(Records about charts and figures)
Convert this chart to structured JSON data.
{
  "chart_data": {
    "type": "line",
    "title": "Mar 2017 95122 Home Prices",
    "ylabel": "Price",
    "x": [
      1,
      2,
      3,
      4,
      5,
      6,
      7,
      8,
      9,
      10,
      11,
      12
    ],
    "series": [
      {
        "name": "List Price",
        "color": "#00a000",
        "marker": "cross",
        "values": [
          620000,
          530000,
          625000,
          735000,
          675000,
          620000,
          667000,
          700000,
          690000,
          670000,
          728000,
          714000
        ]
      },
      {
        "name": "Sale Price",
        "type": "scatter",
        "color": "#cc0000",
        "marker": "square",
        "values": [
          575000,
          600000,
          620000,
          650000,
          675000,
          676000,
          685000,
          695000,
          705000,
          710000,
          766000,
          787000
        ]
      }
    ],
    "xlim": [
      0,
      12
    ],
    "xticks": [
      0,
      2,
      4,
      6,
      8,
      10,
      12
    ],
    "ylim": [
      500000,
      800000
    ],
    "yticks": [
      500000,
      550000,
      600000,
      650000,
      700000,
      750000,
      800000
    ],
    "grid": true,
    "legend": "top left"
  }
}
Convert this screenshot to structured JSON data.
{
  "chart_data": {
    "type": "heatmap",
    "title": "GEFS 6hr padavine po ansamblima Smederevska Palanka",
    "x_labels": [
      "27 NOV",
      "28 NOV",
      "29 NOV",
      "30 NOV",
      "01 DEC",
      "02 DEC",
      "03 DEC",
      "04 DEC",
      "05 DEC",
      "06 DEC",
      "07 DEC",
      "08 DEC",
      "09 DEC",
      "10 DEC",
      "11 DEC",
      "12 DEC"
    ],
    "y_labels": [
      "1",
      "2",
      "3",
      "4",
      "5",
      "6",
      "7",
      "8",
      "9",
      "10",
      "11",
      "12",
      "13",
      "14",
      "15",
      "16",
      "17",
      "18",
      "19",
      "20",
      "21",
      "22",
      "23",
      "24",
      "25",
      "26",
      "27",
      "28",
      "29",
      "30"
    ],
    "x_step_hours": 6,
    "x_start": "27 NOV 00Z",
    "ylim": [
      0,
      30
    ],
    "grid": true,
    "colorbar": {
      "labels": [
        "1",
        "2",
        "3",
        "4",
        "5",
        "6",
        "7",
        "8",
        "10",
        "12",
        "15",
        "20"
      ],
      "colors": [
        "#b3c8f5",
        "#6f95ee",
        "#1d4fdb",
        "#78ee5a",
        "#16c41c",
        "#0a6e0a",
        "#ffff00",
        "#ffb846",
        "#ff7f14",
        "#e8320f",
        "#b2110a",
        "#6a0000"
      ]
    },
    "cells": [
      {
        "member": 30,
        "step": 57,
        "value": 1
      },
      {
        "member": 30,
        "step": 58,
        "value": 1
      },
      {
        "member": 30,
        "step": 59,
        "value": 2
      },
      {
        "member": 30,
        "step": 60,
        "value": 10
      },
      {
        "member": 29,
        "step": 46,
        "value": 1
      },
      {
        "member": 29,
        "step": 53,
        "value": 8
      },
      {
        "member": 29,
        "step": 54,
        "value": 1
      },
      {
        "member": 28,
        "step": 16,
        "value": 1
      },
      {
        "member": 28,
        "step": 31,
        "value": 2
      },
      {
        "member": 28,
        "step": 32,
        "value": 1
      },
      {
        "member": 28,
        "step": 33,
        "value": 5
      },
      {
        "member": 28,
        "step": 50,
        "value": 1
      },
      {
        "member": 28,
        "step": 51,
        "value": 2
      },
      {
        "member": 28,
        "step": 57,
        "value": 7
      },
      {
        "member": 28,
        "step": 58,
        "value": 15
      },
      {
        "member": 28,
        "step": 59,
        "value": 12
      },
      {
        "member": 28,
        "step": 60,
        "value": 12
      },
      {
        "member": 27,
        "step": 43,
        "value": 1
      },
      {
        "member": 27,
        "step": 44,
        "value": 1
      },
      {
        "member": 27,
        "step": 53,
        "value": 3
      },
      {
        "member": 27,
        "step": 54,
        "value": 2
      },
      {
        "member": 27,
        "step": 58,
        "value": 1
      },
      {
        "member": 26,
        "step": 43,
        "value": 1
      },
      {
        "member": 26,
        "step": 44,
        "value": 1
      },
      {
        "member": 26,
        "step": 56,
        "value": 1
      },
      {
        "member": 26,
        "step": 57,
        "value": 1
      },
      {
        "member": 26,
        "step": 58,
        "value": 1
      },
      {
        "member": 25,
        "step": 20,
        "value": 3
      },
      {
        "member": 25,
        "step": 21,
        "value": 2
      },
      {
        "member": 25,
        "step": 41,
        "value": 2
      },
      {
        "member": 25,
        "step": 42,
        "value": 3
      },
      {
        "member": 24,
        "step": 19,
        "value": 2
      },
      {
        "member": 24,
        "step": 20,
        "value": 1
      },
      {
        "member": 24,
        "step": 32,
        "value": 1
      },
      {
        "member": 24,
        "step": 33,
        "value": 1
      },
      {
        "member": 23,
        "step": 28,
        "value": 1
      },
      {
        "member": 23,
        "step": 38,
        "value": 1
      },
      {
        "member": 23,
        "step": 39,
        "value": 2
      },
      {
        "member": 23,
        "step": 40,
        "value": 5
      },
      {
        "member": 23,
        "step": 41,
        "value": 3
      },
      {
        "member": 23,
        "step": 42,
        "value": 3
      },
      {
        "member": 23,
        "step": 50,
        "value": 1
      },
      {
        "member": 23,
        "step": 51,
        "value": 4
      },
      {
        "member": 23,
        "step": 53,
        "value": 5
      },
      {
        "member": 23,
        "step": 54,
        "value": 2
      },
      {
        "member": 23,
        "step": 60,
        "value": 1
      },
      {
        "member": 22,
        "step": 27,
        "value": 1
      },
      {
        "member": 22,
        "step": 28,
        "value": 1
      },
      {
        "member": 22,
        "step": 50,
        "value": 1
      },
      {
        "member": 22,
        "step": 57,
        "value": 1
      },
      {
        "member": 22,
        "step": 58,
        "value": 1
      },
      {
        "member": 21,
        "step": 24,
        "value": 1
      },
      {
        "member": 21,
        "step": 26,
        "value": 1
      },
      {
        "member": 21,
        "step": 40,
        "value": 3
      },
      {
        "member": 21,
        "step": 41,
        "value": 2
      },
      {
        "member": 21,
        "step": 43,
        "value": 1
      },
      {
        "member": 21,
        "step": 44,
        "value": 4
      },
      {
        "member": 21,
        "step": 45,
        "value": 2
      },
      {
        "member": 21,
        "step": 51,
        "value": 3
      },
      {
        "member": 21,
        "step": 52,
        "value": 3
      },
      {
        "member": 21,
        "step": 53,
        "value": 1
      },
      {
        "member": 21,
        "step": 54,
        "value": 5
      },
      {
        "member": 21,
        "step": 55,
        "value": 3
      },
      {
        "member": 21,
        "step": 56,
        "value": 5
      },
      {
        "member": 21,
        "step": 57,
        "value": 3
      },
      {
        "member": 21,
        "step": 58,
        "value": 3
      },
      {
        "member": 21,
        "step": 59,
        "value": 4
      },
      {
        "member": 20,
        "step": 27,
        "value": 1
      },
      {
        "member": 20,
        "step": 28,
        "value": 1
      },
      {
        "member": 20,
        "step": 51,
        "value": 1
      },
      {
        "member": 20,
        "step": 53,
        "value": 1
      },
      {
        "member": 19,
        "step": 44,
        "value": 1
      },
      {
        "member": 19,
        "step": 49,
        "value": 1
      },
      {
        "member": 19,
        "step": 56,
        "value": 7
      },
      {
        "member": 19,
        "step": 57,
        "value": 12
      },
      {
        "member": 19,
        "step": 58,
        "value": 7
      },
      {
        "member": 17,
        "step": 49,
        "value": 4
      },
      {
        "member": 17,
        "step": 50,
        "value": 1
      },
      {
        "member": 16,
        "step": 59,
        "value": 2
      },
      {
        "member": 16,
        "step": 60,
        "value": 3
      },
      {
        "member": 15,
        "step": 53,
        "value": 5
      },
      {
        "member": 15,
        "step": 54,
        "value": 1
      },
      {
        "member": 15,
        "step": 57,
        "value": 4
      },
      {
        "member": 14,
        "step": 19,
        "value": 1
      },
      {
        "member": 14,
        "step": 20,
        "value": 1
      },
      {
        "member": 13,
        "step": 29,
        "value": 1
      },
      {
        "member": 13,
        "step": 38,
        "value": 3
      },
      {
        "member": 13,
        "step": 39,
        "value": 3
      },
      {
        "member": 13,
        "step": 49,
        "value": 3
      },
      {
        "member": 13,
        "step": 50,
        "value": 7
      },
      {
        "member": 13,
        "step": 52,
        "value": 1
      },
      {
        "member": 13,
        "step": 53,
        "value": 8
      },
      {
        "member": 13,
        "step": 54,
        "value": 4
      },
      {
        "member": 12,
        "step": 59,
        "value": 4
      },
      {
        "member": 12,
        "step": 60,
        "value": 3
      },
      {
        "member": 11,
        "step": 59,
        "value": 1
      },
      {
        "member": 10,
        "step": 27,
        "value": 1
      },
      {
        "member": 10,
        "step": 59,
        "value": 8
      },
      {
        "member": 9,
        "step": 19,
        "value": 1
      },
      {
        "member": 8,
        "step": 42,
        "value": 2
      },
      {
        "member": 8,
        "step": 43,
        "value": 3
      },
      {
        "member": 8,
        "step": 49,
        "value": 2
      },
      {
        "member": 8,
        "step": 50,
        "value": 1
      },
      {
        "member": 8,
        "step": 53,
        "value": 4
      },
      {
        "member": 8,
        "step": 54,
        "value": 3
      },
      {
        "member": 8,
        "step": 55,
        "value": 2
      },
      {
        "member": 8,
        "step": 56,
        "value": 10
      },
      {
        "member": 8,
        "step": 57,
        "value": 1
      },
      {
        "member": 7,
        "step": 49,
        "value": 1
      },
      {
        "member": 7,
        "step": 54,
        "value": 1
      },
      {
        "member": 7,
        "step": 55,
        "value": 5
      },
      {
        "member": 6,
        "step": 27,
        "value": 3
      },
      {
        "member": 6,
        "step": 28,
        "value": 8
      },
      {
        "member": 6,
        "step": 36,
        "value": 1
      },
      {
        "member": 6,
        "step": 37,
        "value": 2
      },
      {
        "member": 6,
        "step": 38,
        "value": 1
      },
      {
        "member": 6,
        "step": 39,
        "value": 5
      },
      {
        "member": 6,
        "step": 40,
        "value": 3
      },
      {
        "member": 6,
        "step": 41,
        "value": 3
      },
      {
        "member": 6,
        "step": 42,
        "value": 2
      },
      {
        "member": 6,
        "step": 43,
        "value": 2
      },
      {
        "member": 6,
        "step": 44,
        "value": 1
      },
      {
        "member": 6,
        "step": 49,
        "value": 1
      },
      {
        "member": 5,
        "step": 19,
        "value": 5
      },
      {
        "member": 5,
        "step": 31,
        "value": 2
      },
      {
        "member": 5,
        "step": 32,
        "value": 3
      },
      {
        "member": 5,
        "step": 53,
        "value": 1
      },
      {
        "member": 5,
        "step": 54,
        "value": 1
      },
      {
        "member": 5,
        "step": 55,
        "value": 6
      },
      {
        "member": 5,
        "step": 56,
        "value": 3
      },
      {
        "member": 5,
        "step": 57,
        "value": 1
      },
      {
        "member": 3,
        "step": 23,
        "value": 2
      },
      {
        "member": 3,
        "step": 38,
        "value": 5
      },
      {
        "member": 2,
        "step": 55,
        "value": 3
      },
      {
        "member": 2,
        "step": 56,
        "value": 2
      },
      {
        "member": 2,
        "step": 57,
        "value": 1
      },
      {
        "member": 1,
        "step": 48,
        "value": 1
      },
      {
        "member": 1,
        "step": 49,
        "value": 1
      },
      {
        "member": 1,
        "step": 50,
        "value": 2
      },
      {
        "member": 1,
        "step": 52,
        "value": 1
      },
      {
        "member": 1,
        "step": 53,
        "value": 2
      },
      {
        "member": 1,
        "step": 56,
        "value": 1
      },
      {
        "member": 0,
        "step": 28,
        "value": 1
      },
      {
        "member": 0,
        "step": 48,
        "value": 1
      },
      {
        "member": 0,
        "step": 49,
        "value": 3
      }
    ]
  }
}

** Your task **
Using the material above, count the lines containing the word "structured". Reply with the number alone.

** Answer to this task **
2